• [TASK PROMPT]
Every entry needs to be reproduced exactly.

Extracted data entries
>> Begin

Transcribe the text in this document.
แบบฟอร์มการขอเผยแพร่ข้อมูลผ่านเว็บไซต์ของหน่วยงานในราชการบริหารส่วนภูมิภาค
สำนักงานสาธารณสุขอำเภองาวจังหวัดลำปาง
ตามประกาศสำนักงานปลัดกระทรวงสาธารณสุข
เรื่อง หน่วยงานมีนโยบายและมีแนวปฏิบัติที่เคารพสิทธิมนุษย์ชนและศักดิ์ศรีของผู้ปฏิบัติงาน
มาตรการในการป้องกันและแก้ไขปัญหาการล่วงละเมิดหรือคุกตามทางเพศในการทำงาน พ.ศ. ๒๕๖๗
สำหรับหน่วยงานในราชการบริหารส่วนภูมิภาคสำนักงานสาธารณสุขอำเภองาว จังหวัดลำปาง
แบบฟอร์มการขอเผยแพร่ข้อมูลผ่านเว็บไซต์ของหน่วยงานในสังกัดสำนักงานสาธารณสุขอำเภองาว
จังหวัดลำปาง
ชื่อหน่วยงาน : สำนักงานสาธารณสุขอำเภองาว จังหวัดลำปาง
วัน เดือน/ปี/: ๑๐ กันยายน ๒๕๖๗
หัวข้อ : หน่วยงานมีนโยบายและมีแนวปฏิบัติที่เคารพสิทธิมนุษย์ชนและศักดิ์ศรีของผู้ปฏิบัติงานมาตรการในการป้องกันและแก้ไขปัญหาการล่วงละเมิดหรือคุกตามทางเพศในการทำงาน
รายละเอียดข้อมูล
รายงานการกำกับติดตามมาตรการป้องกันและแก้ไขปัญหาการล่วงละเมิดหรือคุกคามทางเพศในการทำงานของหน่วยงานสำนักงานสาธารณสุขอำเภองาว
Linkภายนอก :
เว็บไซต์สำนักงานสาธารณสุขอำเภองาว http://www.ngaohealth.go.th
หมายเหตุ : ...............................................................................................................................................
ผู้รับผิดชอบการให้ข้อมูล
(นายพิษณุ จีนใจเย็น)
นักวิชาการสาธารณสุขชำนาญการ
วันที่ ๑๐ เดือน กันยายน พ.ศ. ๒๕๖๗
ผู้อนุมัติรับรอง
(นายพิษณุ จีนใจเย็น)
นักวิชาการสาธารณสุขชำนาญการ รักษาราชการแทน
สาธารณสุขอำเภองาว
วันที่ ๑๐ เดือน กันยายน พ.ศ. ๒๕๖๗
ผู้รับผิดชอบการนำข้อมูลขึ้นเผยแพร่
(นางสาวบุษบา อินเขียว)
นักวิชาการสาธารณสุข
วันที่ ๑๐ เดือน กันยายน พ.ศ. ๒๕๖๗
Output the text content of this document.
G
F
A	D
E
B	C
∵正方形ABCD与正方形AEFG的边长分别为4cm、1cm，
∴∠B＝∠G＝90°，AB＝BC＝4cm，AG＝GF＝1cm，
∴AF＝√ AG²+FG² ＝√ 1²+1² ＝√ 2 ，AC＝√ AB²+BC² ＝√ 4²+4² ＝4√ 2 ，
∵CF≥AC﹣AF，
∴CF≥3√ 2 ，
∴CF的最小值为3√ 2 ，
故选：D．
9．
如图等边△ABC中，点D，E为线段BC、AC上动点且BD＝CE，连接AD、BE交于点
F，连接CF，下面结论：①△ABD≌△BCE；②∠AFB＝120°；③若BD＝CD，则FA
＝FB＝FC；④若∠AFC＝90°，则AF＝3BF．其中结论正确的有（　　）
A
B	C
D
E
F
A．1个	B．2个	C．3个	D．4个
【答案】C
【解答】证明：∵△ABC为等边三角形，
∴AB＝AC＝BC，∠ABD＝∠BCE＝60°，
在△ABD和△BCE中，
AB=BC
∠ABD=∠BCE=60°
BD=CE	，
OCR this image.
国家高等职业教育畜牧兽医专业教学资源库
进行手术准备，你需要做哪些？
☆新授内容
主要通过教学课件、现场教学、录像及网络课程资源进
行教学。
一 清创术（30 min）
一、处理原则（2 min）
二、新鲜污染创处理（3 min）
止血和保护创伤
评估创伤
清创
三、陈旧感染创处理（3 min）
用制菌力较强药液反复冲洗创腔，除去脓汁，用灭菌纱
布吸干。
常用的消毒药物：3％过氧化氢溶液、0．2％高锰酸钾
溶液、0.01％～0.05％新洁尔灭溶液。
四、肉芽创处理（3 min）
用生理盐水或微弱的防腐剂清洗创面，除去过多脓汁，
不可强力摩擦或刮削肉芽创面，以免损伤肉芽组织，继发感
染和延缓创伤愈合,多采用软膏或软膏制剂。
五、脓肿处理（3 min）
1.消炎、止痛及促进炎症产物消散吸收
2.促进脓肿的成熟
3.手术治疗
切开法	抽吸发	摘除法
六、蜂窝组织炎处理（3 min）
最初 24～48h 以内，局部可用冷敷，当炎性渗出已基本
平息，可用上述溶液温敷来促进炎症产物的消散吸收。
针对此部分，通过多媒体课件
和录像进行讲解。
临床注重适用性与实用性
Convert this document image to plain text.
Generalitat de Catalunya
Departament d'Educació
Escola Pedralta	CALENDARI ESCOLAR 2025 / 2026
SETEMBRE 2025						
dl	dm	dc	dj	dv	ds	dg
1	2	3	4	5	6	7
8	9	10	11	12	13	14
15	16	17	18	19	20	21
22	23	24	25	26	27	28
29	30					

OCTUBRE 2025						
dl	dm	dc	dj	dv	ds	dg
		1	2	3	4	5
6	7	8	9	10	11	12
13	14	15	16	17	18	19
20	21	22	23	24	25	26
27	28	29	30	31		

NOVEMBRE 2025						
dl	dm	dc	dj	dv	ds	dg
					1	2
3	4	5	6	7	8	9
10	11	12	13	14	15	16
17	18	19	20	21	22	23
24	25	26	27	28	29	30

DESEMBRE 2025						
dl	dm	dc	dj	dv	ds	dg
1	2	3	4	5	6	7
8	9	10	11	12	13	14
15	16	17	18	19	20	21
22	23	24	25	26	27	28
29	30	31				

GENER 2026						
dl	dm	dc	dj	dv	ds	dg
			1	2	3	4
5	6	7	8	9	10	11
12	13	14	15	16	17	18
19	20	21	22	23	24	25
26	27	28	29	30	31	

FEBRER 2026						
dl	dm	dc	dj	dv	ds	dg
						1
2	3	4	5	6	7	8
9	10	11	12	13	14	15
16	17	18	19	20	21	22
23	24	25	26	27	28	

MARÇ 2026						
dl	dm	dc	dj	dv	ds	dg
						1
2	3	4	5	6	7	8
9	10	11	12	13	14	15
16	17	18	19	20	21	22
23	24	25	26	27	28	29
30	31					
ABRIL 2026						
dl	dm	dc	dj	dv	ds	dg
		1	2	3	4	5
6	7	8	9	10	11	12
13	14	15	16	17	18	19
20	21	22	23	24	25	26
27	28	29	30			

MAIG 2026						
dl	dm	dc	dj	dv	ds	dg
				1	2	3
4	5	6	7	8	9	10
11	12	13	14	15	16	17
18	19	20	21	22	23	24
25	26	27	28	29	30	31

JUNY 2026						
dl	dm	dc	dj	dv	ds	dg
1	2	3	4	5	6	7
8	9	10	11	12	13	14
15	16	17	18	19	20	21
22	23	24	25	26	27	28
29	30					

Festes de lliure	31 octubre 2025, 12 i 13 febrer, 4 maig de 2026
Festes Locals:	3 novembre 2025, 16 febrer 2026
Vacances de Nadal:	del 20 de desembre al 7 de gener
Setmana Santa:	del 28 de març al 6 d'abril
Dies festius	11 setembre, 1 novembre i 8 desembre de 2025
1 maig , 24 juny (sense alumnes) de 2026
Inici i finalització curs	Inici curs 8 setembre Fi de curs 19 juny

>> End

• [EXERCISE SOLUTION]
Transcribe the text in this document.
แบบฟอร์มการขอเผยแพร่ข้อมูลผ่านเว็บไซต์ของหน่วยงานในราชการบริหารส่วนภูมิภาค
สำนักงานสาธารณสุขอำเภองาวจังหวัดลำปาง
ตามประกาศสำนักงานปลัดกระทรวงสาธารณสุข
เรื่อง หน่วยงานมีนโยบายและมีแนวปฏิบัติที่เคารพสิทธิมนุษย์ชนและศักดิ์ศรีของผู้ปฏิบัติงาน
มาตรการในการป้องกันและแก้ไขปัญหาการล่วงละเมิดหรือคุกตามทางเพศในการทำงาน พ.ศ. ๒๕๖๗
สำหรับหน่วยงานในราชการบริหารส่วนภูมิภาคสำนักงานสาธารณสุขอำเภองาว จังหวัดลำปาง
แบบฟอร์มการขอเผยแพร่ข้อมูลผ่านเว็บไซต์ของหน่วยงานในสังกัดสำนักงานสาธารณสุขอำเภองาว
จังหวัดลำปาง
ชื่อหน่วยงาน : สำนักงานสาธารณสุขอำเภองาว จังหวัดลำปาง
วัน เดือน/ปี/: ๑๐ กันยายน ๒๕๖๗
หัวข้อ : หน่วยงานมีนโยบายและมีแนวปฏิบัติที่เคารพสิทธิมนุษย์ชนและศักดิ์ศรีของผู้ปฏิบัติงานมาตรการในการป้องกันและแก้ไขปัญหาการล่วงละเมิดหรือคุกตามทางเพศในการทำงาน
รายละเอียดข้อมูล
รายงานการกำกับติดตามมาตรการป้องกันและแก้ไขปัญหาการล่วงละเมิดหรือคุกคามทางเพศในการทำงานของหน่วยงานสำนักงานสาธารณสุขอำเภองาว
Linkภายนอก :
เว็บไซต์สำนักงานสาธารณสุขอำเภองาว http://www.ngaohealth.go.th
หมายเหตุ : ...............................................................................................................................................
ผู้รับผิดชอบการให้ข้อมูล
(นายพิษณุ จีนใจเย็น)
นักวิชาการสาธารณสุขชำนาญการ
วันที่ ๑๐ เดือน กันยายน พ.ศ. ๒๕๖๗
ผู้อนุมัติรับรอง
(นายพิษณุ จีนใจเย็น)
นักวิชาการสาธารณสุขชำนาญการ รักษาราชการแทน
สาธารณสุขอำเภองาว
วันที่ ๑๐ เดือน กันยายน พ.ศ. ๒๕๖๗
ผู้รับผิดชอบการนำข้อมูลขึ้นเผยแพร่
(นางสาวบุษบา อินเขียว)
นักวิชาการสาธารณสุข
วันที่ ๑๐ เดือน กันยายน พ.ศ. ๒๕๖๗
Output the text content of this document.
G
F
A	D
E
B	C
∵正方形ABCD与正方形AEFG的边长分别为4cm、1cm，
∴∠B＝∠G＝90°，AB＝BC＝4cm，AG＝GF＝1cm，
∴AF＝√ AG²+FG² ＝√ 1²+1² ＝√ 2 ，AC＝√ AB²+BC² ＝√ 4²+4² ＝4√ 2 ，
∵CF≥AC﹣AF，
∴CF≥3√ 2 ，
∴CF的最小值为3√ 2 ，
故选：D．
9．
如图等边△ABC中，点D，E为线段BC、AC上动点且BD＝CE，连接AD、BE交于点
F，连接CF，下面结论：①△ABD≌△BCE；②∠AFB＝120°；③若BD＝CD，则FA
＝FB＝FC；④若∠AFC＝90°，则AF＝3BF．其中结论正确的有（　　）
A
B	C
D
E
F
A．1个	B．2个	C．3个	D．4个
【答案】C
【解答】证明：∵△ABC为等边三角形，
∴AB＝AC＝BC，∠ABD＝∠BCE＝60°，
在△ABD和△BCE中，
AB=BC
∠ABD=∠BCE=60°
BD=CE	，
OCR this image.
国家高等职业教育畜牧兽医专业教学资源库
进行手术准备，你需要做哪些？
☆新授内容
主要通过教学课件、现场教学、录像及网络课程资源进
行教学。
一 清创术（30 min）
一、处理原则（2 min）
二、新鲜污染创处理（3 min）
止血和保护创伤
评估创伤
清创
三、陈旧感染创处理（3 min）
用制菌力较强药液反复冲洗创腔，除去脓汁，用灭菌纱
布吸干。
常用的消毒药物：3％过氧化氢溶液、0．2％高锰酸钾
溶液、0.01％～0.05％新洁尔灭溶液。
四、肉芽创处理（3 min）
用生理盐水或微弱的防腐剂清洗创面，除去过多脓汁，
不可强力摩擦或刮削肉芽创面，以免损伤肉芽组织，继发感
染和延缓创伤愈合,多采用软膏或软膏制剂。
五、脓肿处理（3 min）
1.消炎、止痛及促进炎症产物消散吸收
2.促进脓肿的成熟
3.手术治疗
切开法	抽吸发	摘除法
六、蜂窝组织炎处理（3 min）
最初 24～48h 以内，局部可用冷敷，当炎性渗出已基本
平息，可用上述溶液温敷来促进炎症产物的消散吸收。
针对此部分，通过多媒体课件
和录像进行讲解。
临床注重适用性与实用性
Convert this document image to plain text.
Generalitat de Catalunya
Departament d'Educació
Escola Pedralta	CALENDARI ESCOLAR 2025 / 2026
SETEMBRE 2025						
dl	dm	dc	dj	dv	ds	dg
1	2	3	4	5	6	7
8	9	10	11	12	13	14
15	16	17	18	19	20	21
22	23	24	25	26	27	28
29	30					

OCTUBRE 2025						
dl	dm	dc	dj	dv	ds	dg
		1	2	3	4	5
6	7	8	9	10	11	12
13	14	15	16	17	18	19
20	21	22	23	24	25	26
27	28	29	30	31		

NOVEMBRE 2025						
dl	dm	dc	dj	dv	ds	dg
					1	2
3	4	5	6	7	8	9
10	11	12	13	14	15	16
17	18	19	20	21	22	23
24	25	26	27	28	29	30

DESEMBRE 2025						
dl	dm	dc	dj	dv	ds	dg
1	2	3	4	5	6	7
8	9	10	11	12	13	14
15	16	17	18	19	20	21
22	23	24	25	26	27	28
29	30	31				

GENER 2026						
dl	dm	dc	dj	dv	ds	dg
			1	2	3	4
5	6	7	8	9	10	11
12	13	14	15	16	17	18
19	20	21	22	23	24	25
26	27	28	29	30	31	

FEBRER 2026						
dl	dm	dc	dj	dv	ds	dg
						1
2	3	4	5	6	7	8
9	10	11	12	13	14	15
16	17	18	19	20	21	22
23	24	25	26	27	28	

MARÇ 2026						
dl	dm	dc	dj	dv	ds	dg
						1
2	3	4	5	6	7	8
9	10	11	12	13	14	15
16	17	18	19	20	21	22
23	24	25	26	27	28	29
30	31					
ABRIL 2026						
dl	dm	dc	dj	dv	ds	dg
		1	2	3	4	5
6	7	8	9	10	11	12
13	14	15	16	17	18	19
20	21	22	23	24	25	26
27	28	29	30			

MAIG 2026						
dl	dm	dc	dj	dv	ds	dg
				1	2	3
4	5	6	7	8	9	10
11	12	13	14	15	16	17
18	19	20	21	22	23	24
25	26	27	28	29	30	31

JUNY 2026						
dl	dm	dc	dj	dv	ds	dg
1	2	3	4	5	6	7
8	9	10	11	12	13	14
15	16	17	18	19	20	21
22	23	24	25	26	27	28
29	30					

Festes de lliure	31 octubre 2025, 12 i 13 febrer, 4 maig de 2026
Festes Locals:	3 novembre 2025, 16 febrer 2026
Vacances de Nadal:	del 20 de desembre al 7 de gener
Setmana Santa:	del 28 de març al 6 d'abril
Dies festius	11 setembre, 1 novembre i 8 desembre de 2025
1 maig , 24 juny (sense alumnes) de 2026
Inici i finalització curs	Inici curs 8 setembre Fi de curs 19 juny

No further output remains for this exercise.